Provided material —
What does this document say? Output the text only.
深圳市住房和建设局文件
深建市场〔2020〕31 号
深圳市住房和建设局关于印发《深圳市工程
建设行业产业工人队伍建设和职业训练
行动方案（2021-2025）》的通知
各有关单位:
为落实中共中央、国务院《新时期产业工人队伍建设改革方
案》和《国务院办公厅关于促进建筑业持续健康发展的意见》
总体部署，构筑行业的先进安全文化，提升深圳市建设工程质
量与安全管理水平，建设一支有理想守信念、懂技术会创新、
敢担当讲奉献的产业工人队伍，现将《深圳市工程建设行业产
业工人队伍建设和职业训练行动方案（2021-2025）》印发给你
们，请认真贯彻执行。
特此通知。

Exercise objective — Restate the whole listing exactly.

Task response —
What does this document say? Output the text only.
深圳市住房和建设局文件
深建市场〔2020〕31 号
深圳市住房和建设局关于印发《深圳市工程
建设行业产业工人队伍建设和职业训练
行动方案（2021-2025）》的通知
各有关单位:
为落实中共中央、国务院《新时期产业工人队伍建设改革方
案》和《国务院办公厅关于促进建筑业持续健康发展的意见》
总体部署，构筑行业的先进安全文化，提升深圳市建设工程质
量与安全管理水平，建设一支有理想守信念、懂技术会创新、
敢担当讲奉献的产业工人队伍，现将《深圳市工程建设行业产
业工人队伍建设和职业训练行动方案（2021-2025）》印发给你
们，请认真贯彻执行。
特此通知。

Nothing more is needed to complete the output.